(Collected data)
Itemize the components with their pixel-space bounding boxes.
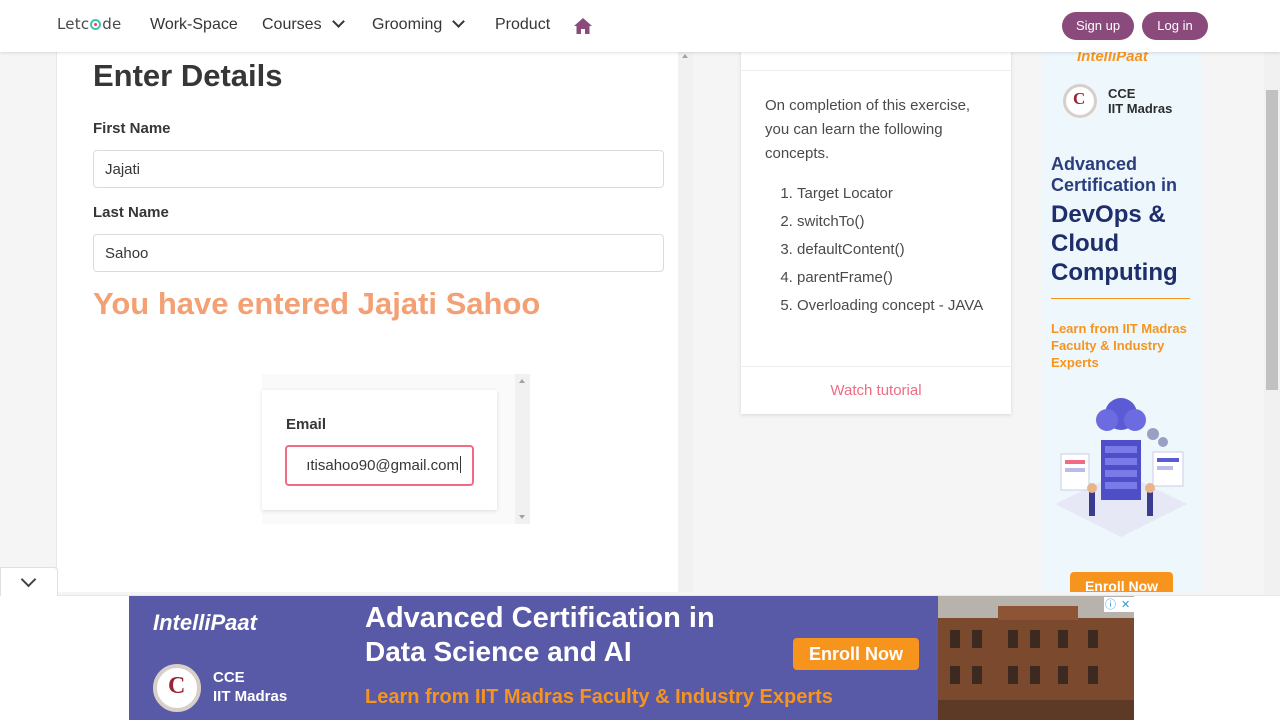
first-name-label: First Name bbox=[93, 120, 171, 137]
concept-item: Overloading concept - JAVA bbox=[797, 294, 995, 318]
banner-course-title: Data Science and AI bbox=[365, 636, 632, 667]
ad-controls: ⓘ ✕ bbox=[1104, 597, 1134, 612]
nav-product-label: Product bbox=[495, 16, 551, 33]
ad-cce-line2: IIT Madras bbox=[1108, 101, 1173, 116]
ad-headline: Advanced Certification in bbox=[1051, 154, 1178, 195]
concepts-card-footer: Watch tutorial bbox=[741, 366, 1011, 415]
concepts-card: On completion of this exercise, you can … bbox=[741, 30, 1011, 414]
banner-headline: Advanced Certification in bbox=[365, 602, 715, 634]
nav-work-space[interactable]: Work-Space bbox=[150, 16, 238, 34]
collapse-ad-button[interactable] bbox=[0, 567, 58, 596]
scroll-up-arrow-icon[interactable] bbox=[682, 54, 688, 58]
ad-cce-text: CCE IIT Madras bbox=[1108, 86, 1172, 116]
nested-frame[interactable]: Email ıtisahoo90@gmail.com bbox=[262, 374, 530, 524]
banner-cce-line2: IIT Madras bbox=[213, 688, 288, 705]
chevron-down-icon bbox=[20, 571, 37, 588]
concept-item: switchTo() bbox=[797, 210, 995, 234]
logo-text-start: Let bbox=[57, 15, 81, 33]
email-input[interactable]: ıtisahoo90@gmail.com bbox=[285, 445, 474, 486]
logo-text-end: de bbox=[102, 15, 122, 33]
nav-product[interactable]: Product bbox=[495, 16, 550, 34]
nav-courses[interactable]: Courses bbox=[262, 15, 345, 34]
nav-work-space-label: Work-Space bbox=[150, 16, 238, 33]
concept-item: defaultContent() bbox=[797, 238, 995, 262]
campus-photo bbox=[938, 596, 1134, 720]
last-name-input[interactable]: Sahoo bbox=[93, 234, 664, 272]
banner-cce-line1: CCE bbox=[213, 669, 245, 686]
home-icon[interactable] bbox=[573, 17, 593, 35]
top-navbar: Letc de Work-Space Courses Grooming Produ… bbox=[0, 0, 1280, 52]
concept-item: Target Locator bbox=[797, 182, 995, 206]
scroll-up-arrow-icon[interactable] bbox=[519, 379, 525, 383]
banner-brand-logo: IntelliPaat bbox=[153, 610, 257, 635]
banner-subline: Learn from IIT Madras Faculty & Industry… bbox=[365, 686, 833, 708]
banner-cce-text: CCE IIT Madras bbox=[213, 668, 287, 706]
banner-enroll-button[interactable]: Enroll Now bbox=[793, 638, 919, 670]
result-message: You have entered Jajati Sahoo bbox=[93, 286, 541, 321]
scroll-down-arrow-icon[interactable] bbox=[519, 515, 525, 519]
details-card: Enter Details First Name Jajati Last Nam… bbox=[56, 52, 679, 592]
watch-tutorial-link[interactable]: Watch tutorial bbox=[830, 382, 921, 399]
email-card: Email ıtisahoo90@gmail.com bbox=[262, 390, 497, 510]
server-illustration-icon bbox=[1055, 398, 1187, 537]
building-image-icon bbox=[938, 596, 1134, 720]
first-name-input[interactable]: Jajati bbox=[93, 150, 664, 188]
email-label: Email bbox=[286, 416, 327, 433]
card-scrollbar[interactable] bbox=[678, 52, 693, 592]
iit-seal-icon bbox=[153, 664, 201, 712]
signup-button[interactable]: Sign up bbox=[1062, 12, 1134, 40]
bottom-ad-banner[interactable]: IntelliPaat CCE IIT Madras Advanced Cert… bbox=[129, 596, 939, 720]
page-title: Enter Details bbox=[93, 58, 283, 93]
close-icon[interactable]: ✕ bbox=[1121, 597, 1130, 612]
concepts-list: Target Locator switchTo() defaultContent… bbox=[765, 182, 995, 322]
frame-scrollbar[interactable] bbox=[515, 374, 530, 524]
concepts-intro: On completion of this exercise, you can … bbox=[765, 97, 971, 162]
login-button[interactable]: Log in bbox=[1142, 12, 1208, 40]
concept-item: parentFrame() bbox=[797, 266, 995, 290]
last-name-label: Last Name bbox=[93, 204, 169, 221]
page-scrollbar-thumb[interactable] bbox=[1266, 90, 1278, 390]
side-ad-enroll-button[interactable]: Enroll Now bbox=[1070, 572, 1173, 592]
nav-grooming-label: Grooming bbox=[372, 16, 443, 33]
page-scrollbar[interactable] bbox=[1264, 0, 1280, 600]
ad-subline: Learn from IIT Madras Faculty & Industry… bbox=[1051, 321, 1187, 370]
adchoices-icon[interactable]: ⓘ bbox=[1105, 597, 1116, 612]
chevron-down-icon bbox=[452, 15, 466, 28]
iit-seal-icon bbox=[1063, 84, 1097, 118]
side-advertisement[interactable]: IntelliPaat CCE IIT Madras Advanced Cert… bbox=[1041, 52, 1201, 592]
nav-courses-label: Courses bbox=[262, 16, 322, 33]
ad-cce-line1: CCE bbox=[1108, 86, 1136, 101]
ad-brand-logo: IntelliPaat bbox=[1077, 52, 1148, 65]
ad-course-title: DevOps & Cloud Computing bbox=[1051, 201, 1178, 286]
logo-ring-icon bbox=[90, 19, 102, 30]
email-input-value: ıtisahoo90@gmail.com bbox=[306, 447, 461, 484]
letcode-logo[interactable]: Letc de bbox=[57, 15, 121, 33]
ad-divider bbox=[1051, 298, 1190, 299]
chevron-down-icon bbox=[331, 15, 345, 28]
nav-grooming[interactable]: Grooming bbox=[372, 15, 466, 34]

» Task goal
Write out every line of the collected data above again, word for word, leaving out the pictures.

» Expected answer
Itemize the components with their pixel-space bounding boxes.
first-name-label: First Name bbox=[93, 120, 171, 137]
concept-item: Overloading concept - JAVA bbox=[797, 294, 995, 318]
banner-course-title: Data Science and AI bbox=[365, 636, 632, 667]
ad-controls: ⓘ ✕ bbox=[1104, 597, 1134, 612]
nav-product-label: Product bbox=[495, 16, 551, 33]
ad-cce-line2: IIT Madras bbox=[1108, 101, 1173, 116]
ad-headline: Advanced Certification in bbox=[1051, 154, 1178, 195]
concepts-card-footer: Watch tutorial bbox=[741, 366, 1011, 415]
concepts-card: On completion of this exercise, you can … bbox=[741, 30, 1011, 414]
banner-headline: Advanced Certification in bbox=[365, 602, 715, 634]
nav-work-space[interactable]: Work-Space bbox=[150, 16, 238, 34]
collapse-ad-button[interactable] bbox=[0, 567, 58, 596]
scroll-up-arrow-icon[interactable] bbox=[682, 54, 688, 58]
ad-cce-text: CCE IIT Madras bbox=[1108, 86, 1172, 116]
nested-frame[interactable]: Email ıtisahoo90@gmail.com bbox=[262, 374, 530, 524]
banner-cce-line2: IIT Madras bbox=[213, 688, 288, 705]
chevron-down-icon bbox=[20, 571, 37, 588]
concept-item: switchTo() bbox=[797, 210, 995, 234]
logo-text-start: Let bbox=[57, 15, 81, 33]
email-input[interactable]: ıtisahoo90@gmail.com bbox=[285, 445, 474, 486]
logo-text-end: de bbox=[102, 15, 122, 33]
nav-product[interactable]: Product bbox=[495, 16, 550, 34]
nav-courses[interactable]: Courses bbox=[262, 15, 345, 34]
nav-work-space-label: Work-Space bbox=[150, 16, 238, 33]
concept-item: defaultContent() bbox=[797, 238, 995, 262]
campus-photo bbox=[938, 596, 1134, 720]
last-name-input[interactable]: Sahoo bbox=[93, 234, 664, 272]
banner-cce-line1: CCE bbox=[213, 669, 245, 686]
home-icon[interactable] bbox=[573, 17, 593, 35]
top-navbar: Letc de Work-Space Courses Grooming Produ… bbox=[0, 0, 1280, 52]
concept-item: Target Locator bbox=[797, 182, 995, 206]
scroll-up-arrow-icon[interactable] bbox=[519, 379, 525, 383]
banner-brand-logo: IntelliPaat bbox=[153, 610, 257, 635]
banner-subline: Learn from IIT Madras Faculty & Industry… bbox=[365, 686, 833, 708]
banner-cce-text: CCE IIT Madras bbox=[213, 668, 287, 706]
banner-enroll-button[interactable]: Enroll Now bbox=[793, 638, 919, 670]
result-message: You have entered Jajati Sahoo bbox=[93, 286, 541, 321]
scroll-down-arrow-icon[interactable] bbox=[519, 515, 525, 519]
details-card: Enter Details First Name Jajati Last Nam… bbox=[56, 52, 679, 592]
watch-tutorial-link[interactable]: Watch tutorial bbox=[830, 382, 921, 399]
email-card: Email ıtisahoo90@gmail.com bbox=[262, 390, 497, 510]
server-illustration-icon bbox=[1055, 398, 1187, 537]
building-image-icon bbox=[938, 596, 1134, 720]
first-name-input[interactable]: Jajati bbox=[93, 150, 664, 188]
email-label: Email bbox=[286, 416, 327, 433]
card-scrollbar[interactable] bbox=[678, 52, 693, 592]
iit-seal-icon bbox=[153, 664, 201, 712]
signup-button[interactable]: Sign up bbox=[1062, 12, 1134, 40]
bottom-ad-banner[interactable]: IntelliPaat CCE IIT Madras Advanced Cert… bbox=[129, 596, 939, 720]
page-title: Enter Details bbox=[93, 58, 283, 93]
close-icon[interactable]: ✕ bbox=[1121, 597, 1130, 612]
concepts-list: Target Locator switchTo() defaultContent… bbox=[765, 182, 995, 322]
frame-scrollbar[interactable] bbox=[515, 374, 530, 524]
concepts-intro: On completion of this exercise, you can … bbox=[765, 97, 971, 162]
login-button[interactable]: Log in bbox=[1142, 12, 1208, 40]
concept-item: parentFrame() bbox=[797, 266, 995, 290]
last-name-label: Last Name bbox=[93, 204, 169, 221]
page-scrollbar-thumb[interactable] bbox=[1266, 90, 1278, 390]
side-ad-enroll-button[interactable]: Enroll Now bbox=[1070, 572, 1173, 592]
nav-grooming-label: Grooming bbox=[372, 16, 443, 33]
page-scrollbar[interactable] bbox=[1264, 0, 1280, 600]
ad-subline: Learn from IIT Madras Faculty & Industry… bbox=[1051, 321, 1187, 370]
adchoices-icon[interactable]: ⓘ bbox=[1105, 597, 1116, 612]
chevron-down-icon bbox=[452, 15, 466, 28]
iit-seal-icon bbox=[1063, 84, 1097, 118]
side-advertisement[interactable]: IntelliPaat CCE IIT Madras Advanced Cert… bbox=[1041, 52, 1201, 592]
nav-courses-label: Courses bbox=[262, 16, 322, 33]
ad-cce-line1: CCE bbox=[1108, 86, 1136, 101]
ad-brand-logo: IntelliPaat bbox=[1077, 52, 1148, 65]
ad-course-title: DevOps & Cloud Computing bbox=[1051, 201, 1178, 286]
logo-ring-icon bbox=[90, 19, 102, 30]
email-input-value: ıtisahoo90@gmail.com bbox=[306, 447, 461, 484]
letcode-logo[interactable]: Letc de bbox=[57, 15, 121, 33]
ad-divider bbox=[1051, 298, 1190, 299]
chevron-down-icon bbox=[331, 15, 345, 28]
nav-grooming[interactable]: Grooming bbox=[372, 15, 466, 34]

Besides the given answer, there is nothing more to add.